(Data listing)
━━━━

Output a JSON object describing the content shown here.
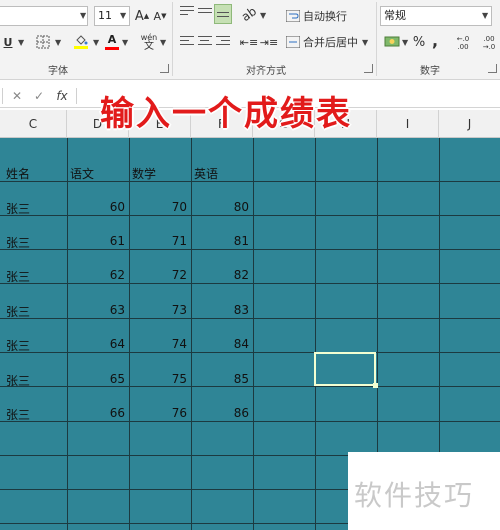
{
  "ribbon": {
    "font": {
      "size": "11",
      "grow": "A",
      "shrink": "A",
      "underline": "U",
      "fill_color": "#ffff00",
      "font_color": "#ff0000",
      "phonetic_top": "wén",
      "phonetic_bottom": "文",
      "group_label": "字体"
    },
    "alignment": {
      "wrap_text": "自动换行",
      "merge_center": "合并后居中",
      "group_label": "对齐方式"
    },
    "number": {
      "format": "常规",
      "percent": "%",
      "comma": ",",
      "inc_decimal": "←.0 .00",
      "dec_decimal": ".00 →.0",
      "group_label": "数字"
    }
  },
  "formula_bar": {
    "cancel": "✕",
    "enter": "✓",
    "fx": "fx"
  },
  "overlay_title": "输入一个成绩表",
  "columns": [
    "C",
    "D",
    "E",
    "F",
    "G",
    "H",
    "I",
    "J"
  ],
  "table": {
    "headers": [
      "姓名",
      "语文",
      "数学",
      "英语"
    ],
    "rows": [
      [
        "张三",
        "60",
        "70",
        "80"
      ],
      [
        "张三",
        "61",
        "71",
        "81"
      ],
      [
        "张三",
        "62",
        "72",
        "82"
      ],
      [
        "张三",
        "63",
        "73",
        "83"
      ],
      [
        "张三",
        "64",
        "74",
        "84"
      ],
      [
        "张三",
        "65",
        "75",
        "85"
      ],
      [
        "张三",
        "66",
        "76",
        "86"
      ]
    ]
  },
  "colors": {
    "grid_fill": "#2f8596",
    "title_red": "#e21b1b",
    "selection": "#f3ffd2"
  },
  "watermark": "软件技巧"
}
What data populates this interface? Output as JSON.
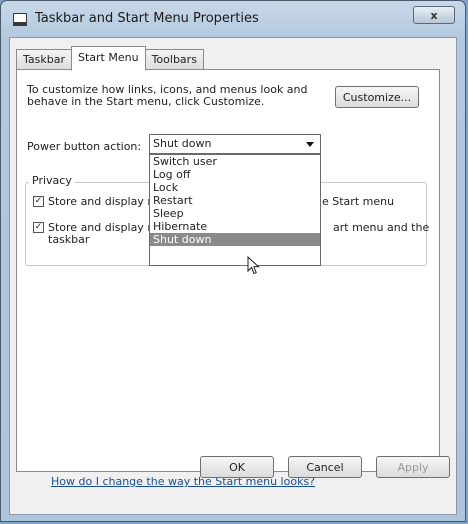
{
  "window": {
    "title": "Taskbar and Start Menu Properties",
    "close_label": "x"
  },
  "tabs": [
    {
      "label": "Taskbar"
    },
    {
      "label": "Start Menu"
    },
    {
      "label": "Toolbars"
    }
  ],
  "start_menu": {
    "description": "To customize how links, icons, and menus look and behave in the Start menu, click Customize.",
    "customize_label": "Customize...",
    "power_label": "Power button action:",
    "power_value": "Shut down",
    "power_options": [
      "Switch user",
      "Log off",
      "Lock",
      "Restart",
      "Sleep",
      "Hibernate",
      "Shut down"
    ],
    "privacy_title": "Privacy",
    "privacy_items": [
      {
        "prefix": "Store and display r",
        "suffix": "e Start menu",
        "checked": true
      },
      {
        "prefix": "Store and display r",
        "suffix": "art menu and the",
        "line2": "taskbar",
        "checked": true
      }
    ],
    "help_link": "How do I change the way the Start menu looks?"
  },
  "buttons": {
    "ok": "OK",
    "cancel": "Cancel",
    "apply": "Apply"
  },
  "icons": {
    "window": "taskbar-properties-icon",
    "dropdown": "chevron-down-icon",
    "cursor": "mouse-pointer-icon",
    "check": "check-icon"
  }
}
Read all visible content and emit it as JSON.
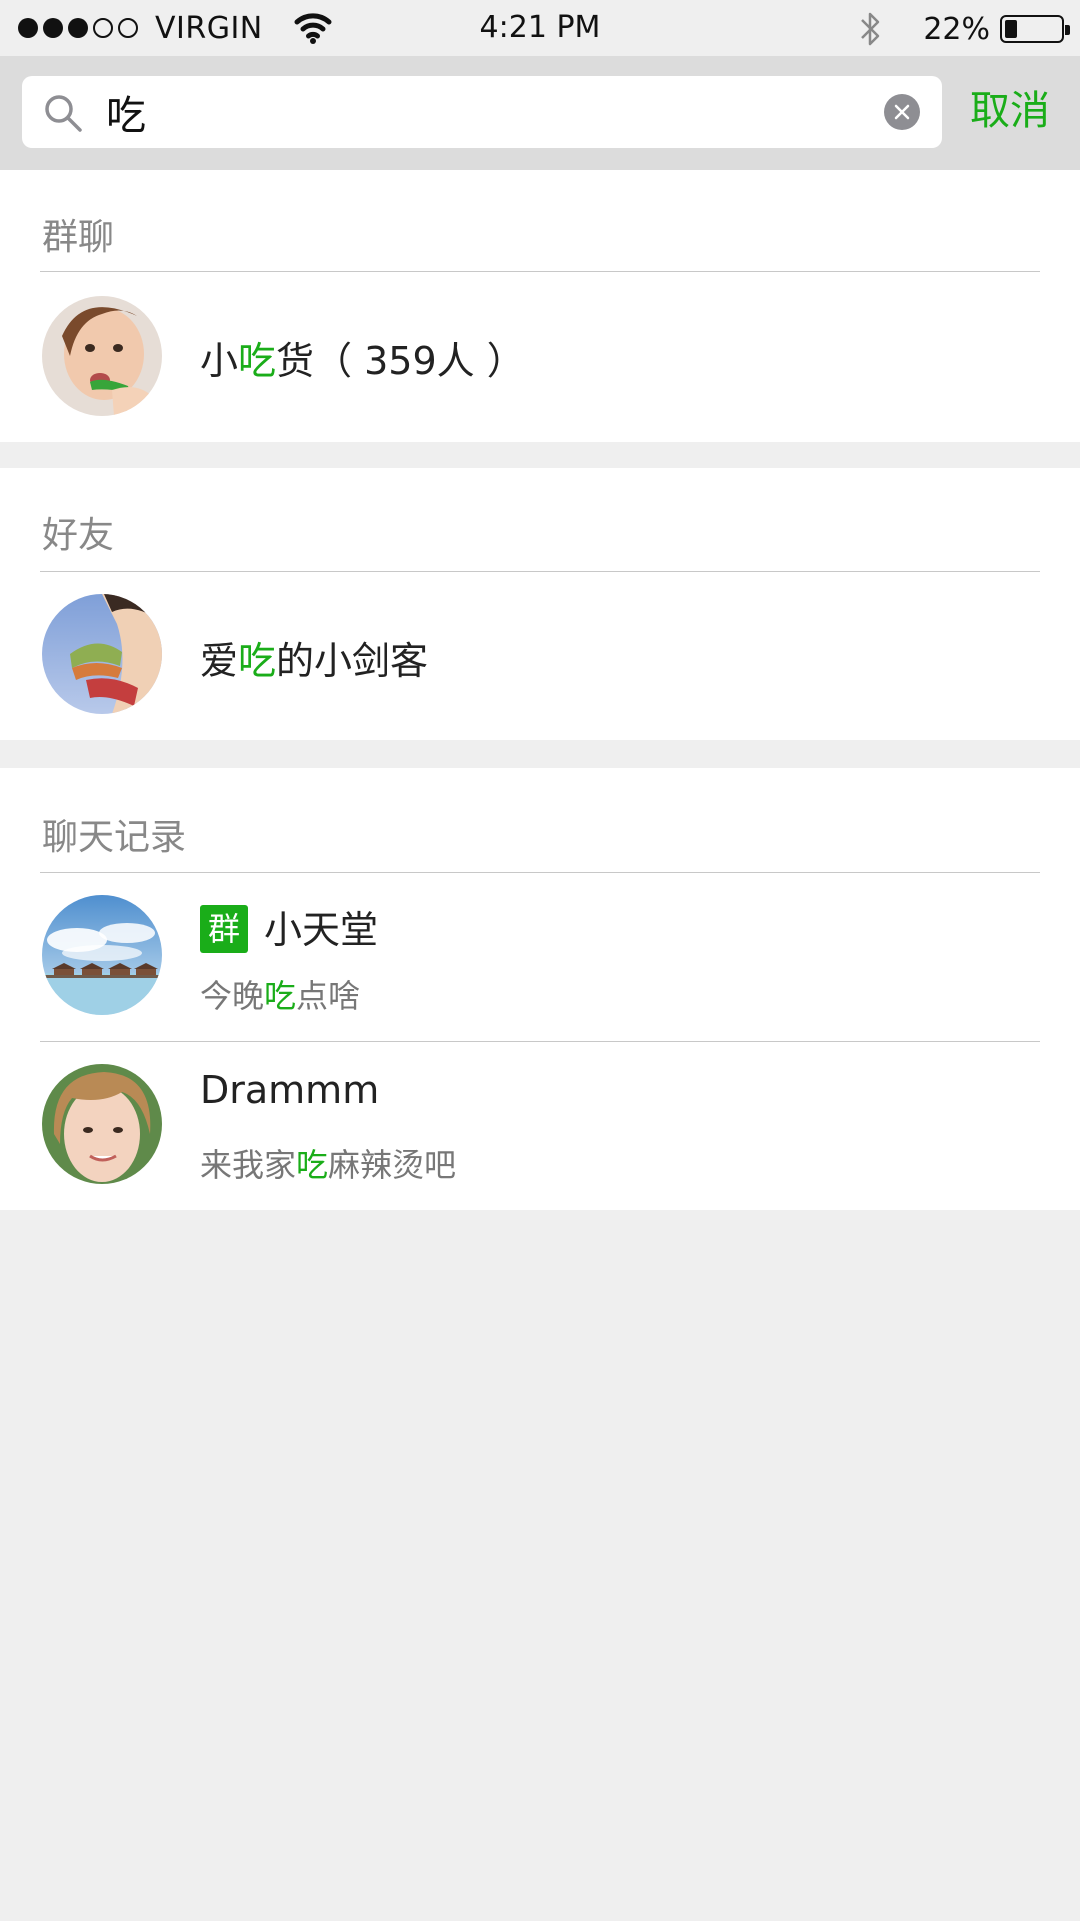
{
  "status_bar": {
    "carrier": "VIRGIN",
    "time": "4:21 PM",
    "battery_pct": "22%",
    "battery_level": 0.22,
    "signal_bars": 3,
    "signal_total": 5
  },
  "search": {
    "query": "吃",
    "cancel_label": "取消"
  },
  "sections": {
    "groups": {
      "title": "群聊",
      "items": [
        {
          "pre": "小",
          "match": "吃",
          "post": "货（ 359人 ）"
        }
      ]
    },
    "friends": {
      "title": "好友",
      "items": [
        {
          "pre": "爱",
          "match": "吃",
          "post": "的小剑客"
        }
      ]
    },
    "chat_history": {
      "title": "聊天记录",
      "items": [
        {
          "tag": "群",
          "name": "小天堂",
          "msg_pre": "今晚",
          "msg_match": "吃",
          "msg_post": "点啥"
        },
        {
          "name": "Drammm",
          "msg_pre": "来我家",
          "msg_match": "吃",
          "msg_post": "麻辣烫吧"
        }
      ]
    }
  },
  "colors": {
    "accent": "#1aad19",
    "background": "#efefef",
    "search_bar_bg": "#dcdcdc"
  }
}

━━━━

Task details:
Reproduce the data verbatim. Do not carry any picture into the copy.

Response to the exercise:
Output a JSON object describing the content shown here.
{
  "ribbon": {
    "font": {
      "size": "11",
      "grow": "A",
      "shrink": "A",
      "underline": "U",
      "fill_color": "#ffff00",
      "font_color": "#ff0000",
      "phonetic_top": "wén",
      "phonetic_bottom": "文",
      "group_label": "字体"
    },
    "alignment": {
      "wrap_text": "自动换行",
      "merge_center": "合并后居中",
      "group_label": "对齐方式"
    },
    "number": {
      "format": "常规",
      "percent": "%",
      "comma": ",",
      "inc_decimal": "←.0 .00",
      "dec_decimal": ".00 →.0",
      "group_label": "数字"
    }
  },
  "formula_bar": {
    "cancel": "✕",
    "enter": "✓",
    "fx": "fx"
  },
  "overlay_title": "输入一个成绩表",
  "columns": [
    "C",
    "D",
    "E",
    "F",
    "G",
    "H",
    "I",
    "J"
  ],
  "table": {
    "headers": [
      "姓名",
      "语文",
      "数学",
      "英语"
    ],
    "rows": [
      [
        "张三",
        "60",
        "70",
        "80"
      ],
      [
        "张三",
        "61",
        "71",
        "81"
      ],
      [
        "张三",
        "62",
        "72",
        "82"
      ],
      [
        "张三",
        "63",
        "73",
        "83"
      ],
      [
        "张三",
        "64",
        "74",
        "84"
      ],
      [
        "张三",
        "65",
        "75",
        "85"
      ],
      [
        "张三",
        "66",
        "76",
        "86"
      ]
    ]
  },
  "colors": {
    "grid_fill": "#2f8596",
    "title_red": "#e21b1b",
    "selection": "#f3ffd2"
  },
  "watermark": "软件技巧"
}
What data populates this interface? Output as JSON.
{
  "window": {
    "title": "Taskbar and Start Menu Properties",
    "close_label": "x"
  },
  "tabs": [
    {
      "label": "Taskbar"
    },
    {
      "label": "Start Menu"
    },
    {
      "label": "Toolbars"
    }
  ],
  "start_menu": {
    "description": "To customize how links, icons, and menus look and behave in the Start menu, click Customize.",
    "customize_label": "Customize...",
    "power_label": "Power button action:",
    "power_value": "Shut down",
    "power_options": [
      "Switch user",
      "Log off",
      "Lock",
      "Restart",
      "Sleep",
      "Hibernate",
      "Shut down"
    ],
    "privacy_title": "Privacy",
    "privacy_items": [
      {
        "prefix": "Store and display r",
        "suffix": "e Start menu",
        "checked": true
      },
      {
        "prefix": "Store and display r",
        "suffix": "art menu and the",
        "line2": "taskbar",
        "checked": true
      }
    ],
    "help_link": "How do I change the way the Start menu looks?"
  },
  "buttons": {
    "ok": "OK",
    "cancel": "Cancel",
    "apply": "Apply"
  },
  "icons": {
    "window": "taskbar-properties-icon",
    "dropdown": "chevron-down-icon",
    "cursor": "mouse-pointer-icon",
    "check": "check-icon"
  }
}
Read all visible content and emit it as JSON.
{
  "status_bar": {
    "carrier": "VIRGIN",
    "time": "4:21 PM",
    "battery_pct": "22%",
    "battery_level": 0.22,
    "signal_bars": 3,
    "signal_total": 5
  },
  "search": {
    "query": "吃",
    "cancel_label": "取消"
  },
  "sections": {
    "groups": {
      "title": "群聊",
      "items": [
        {
          "pre": "小",
          "match": "吃",
          "post": "货（ 359人 ）"
        }
      ]
    },
    "friends": {
      "title": "好友",
      "items": [
        {
          "pre": "爱",
          "match": "吃",
          "post": "的小剑客"
        }
      ]
    },
    "chat_history": {
      "title": "聊天记录",
      "items": [
        {
          "tag": "群",
          "name": "小天堂",
          "msg_pre": "今晚",
          "msg_match": "吃",
          "msg_post": "点啥"
        },
        {
          "name": "Drammm",
          "msg_pre": "来我家",
          "msg_match": "吃",
          "msg_post": "麻辣烫吧"
        }
      ]
    }
  },
  "colors": {
    "accent": "#1aad19",
    "background": "#efefef",
    "search_bar_bg": "#dcdcdc"
  }
}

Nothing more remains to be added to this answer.